Items from a data source
----
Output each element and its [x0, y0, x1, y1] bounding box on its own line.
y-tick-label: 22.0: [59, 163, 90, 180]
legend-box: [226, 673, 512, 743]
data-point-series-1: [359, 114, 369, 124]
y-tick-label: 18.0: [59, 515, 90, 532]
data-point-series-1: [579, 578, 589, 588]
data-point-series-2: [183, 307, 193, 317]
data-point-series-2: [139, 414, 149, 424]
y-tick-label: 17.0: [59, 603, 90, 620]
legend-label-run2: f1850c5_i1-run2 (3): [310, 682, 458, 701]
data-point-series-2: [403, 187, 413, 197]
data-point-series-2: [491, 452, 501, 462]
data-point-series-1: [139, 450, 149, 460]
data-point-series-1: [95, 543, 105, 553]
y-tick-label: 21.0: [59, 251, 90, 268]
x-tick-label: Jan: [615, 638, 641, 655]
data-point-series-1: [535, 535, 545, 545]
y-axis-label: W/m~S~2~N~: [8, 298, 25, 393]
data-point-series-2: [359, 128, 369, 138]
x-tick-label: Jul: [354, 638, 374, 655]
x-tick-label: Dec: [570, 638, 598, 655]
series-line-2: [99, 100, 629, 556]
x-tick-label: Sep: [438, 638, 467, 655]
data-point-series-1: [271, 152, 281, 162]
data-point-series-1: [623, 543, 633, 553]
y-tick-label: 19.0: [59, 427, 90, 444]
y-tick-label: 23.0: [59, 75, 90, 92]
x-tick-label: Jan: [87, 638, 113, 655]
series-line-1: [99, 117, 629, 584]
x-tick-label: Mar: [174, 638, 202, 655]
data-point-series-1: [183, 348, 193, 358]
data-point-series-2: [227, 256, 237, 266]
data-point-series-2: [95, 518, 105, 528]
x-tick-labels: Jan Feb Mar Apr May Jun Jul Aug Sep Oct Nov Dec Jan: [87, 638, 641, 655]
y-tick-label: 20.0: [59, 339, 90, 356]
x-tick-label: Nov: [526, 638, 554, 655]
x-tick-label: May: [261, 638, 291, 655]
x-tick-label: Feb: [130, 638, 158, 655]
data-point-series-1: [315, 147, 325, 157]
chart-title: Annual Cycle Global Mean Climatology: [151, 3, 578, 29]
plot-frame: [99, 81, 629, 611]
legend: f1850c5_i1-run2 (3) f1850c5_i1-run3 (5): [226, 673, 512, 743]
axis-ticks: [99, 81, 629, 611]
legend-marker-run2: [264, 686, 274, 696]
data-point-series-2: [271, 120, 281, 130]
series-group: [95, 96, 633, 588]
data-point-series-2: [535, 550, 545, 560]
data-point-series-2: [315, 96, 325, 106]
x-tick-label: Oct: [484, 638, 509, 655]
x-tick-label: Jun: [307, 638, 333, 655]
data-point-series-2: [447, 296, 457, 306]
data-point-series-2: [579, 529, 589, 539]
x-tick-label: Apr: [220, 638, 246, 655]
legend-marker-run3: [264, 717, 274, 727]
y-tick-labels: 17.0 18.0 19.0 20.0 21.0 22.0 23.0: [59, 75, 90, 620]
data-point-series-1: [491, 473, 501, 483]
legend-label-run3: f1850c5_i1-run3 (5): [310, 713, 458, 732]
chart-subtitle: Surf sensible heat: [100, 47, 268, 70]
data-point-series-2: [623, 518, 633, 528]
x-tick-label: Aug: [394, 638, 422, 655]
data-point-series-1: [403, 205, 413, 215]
----
[Aim]
Reproduce every line of the data above word for word, keeping the same order.

[Task solution]
Output each element and its [x0, y0, x1, y1] bounding box on its own line.
y-tick-label: 22.0: [59, 163, 90, 180]
legend-box: [226, 673, 512, 743]
data-point-series-1: [359, 114, 369, 124]
y-tick-label: 18.0: [59, 515, 90, 532]
data-point-series-1: [579, 578, 589, 588]
data-point-series-2: [183, 307, 193, 317]
data-point-series-2: [139, 414, 149, 424]
y-tick-label: 17.0: [59, 603, 90, 620]
legend-label-run2: f1850c5_i1-run2 (3): [310, 682, 458, 701]
data-point-series-2: [403, 187, 413, 197]
data-point-series-2: [491, 452, 501, 462]
data-point-series-1: [139, 450, 149, 460]
data-point-series-1: [95, 543, 105, 553]
y-tick-label: 21.0: [59, 251, 90, 268]
x-tick-label: Jan: [615, 638, 641, 655]
data-point-series-1: [535, 535, 545, 545]
y-axis-label: W/m~S~2~N~: [8, 298, 25, 393]
data-point-series-2: [359, 128, 369, 138]
x-tick-label: Jul: [354, 638, 374, 655]
x-tick-label: Dec: [570, 638, 598, 655]
series-line-2: [99, 100, 629, 556]
x-tick-label: Sep: [438, 638, 467, 655]
data-point-series-1: [271, 152, 281, 162]
data-point-series-1: [623, 543, 633, 553]
y-tick-label: 19.0: [59, 427, 90, 444]
y-tick-label: 23.0: [59, 75, 90, 92]
x-tick-label: Jan: [87, 638, 113, 655]
series-line-1: [99, 117, 629, 584]
x-tick-label: Mar: [174, 638, 202, 655]
data-point-series-1: [183, 348, 193, 358]
data-point-series-2: [227, 256, 237, 266]
data-point-series-2: [95, 518, 105, 528]
x-tick-labels: Jan Feb Mar Apr May Jun Jul Aug Sep Oct Nov Dec Jan: [87, 638, 641, 655]
y-tick-label: 20.0: [59, 339, 90, 356]
x-tick-label: Nov: [526, 638, 554, 655]
x-tick-label: May: [261, 638, 291, 655]
x-tick-label: Feb: [130, 638, 158, 655]
data-point-series-1: [315, 147, 325, 157]
chart-title: Annual Cycle Global Mean Climatology: [151, 3, 578, 29]
plot-frame: [99, 81, 629, 611]
legend: f1850c5_i1-run2 (3) f1850c5_i1-run3 (5): [226, 673, 512, 743]
axis-ticks: [99, 81, 629, 611]
legend-marker-run2: [264, 686, 274, 696]
data-point-series-2: [271, 120, 281, 130]
series-group: [95, 96, 633, 588]
data-point-series-2: [535, 550, 545, 560]
data-point-series-2: [315, 96, 325, 106]
x-tick-label: Oct: [484, 638, 509, 655]
x-tick-label: Jun: [307, 638, 333, 655]
data-point-series-2: [447, 296, 457, 306]
data-point-series-2: [579, 529, 589, 539]
x-tick-label: Apr: [220, 638, 246, 655]
legend-marker-run3: [264, 717, 274, 727]
y-tick-labels: 17.0 18.0 19.0 20.0 21.0 22.0 23.0: [59, 75, 90, 620]
data-point-series-1: [491, 473, 501, 483]
legend-label-run3: f1850c5_i1-run3 (5): [310, 713, 458, 732]
chart-subtitle: Surf sensible heat: [100, 47, 268, 70]
data-point-series-2: [623, 518, 633, 528]
x-tick-label: Aug: [394, 638, 422, 655]
data-point-series-1: [403, 205, 413, 215]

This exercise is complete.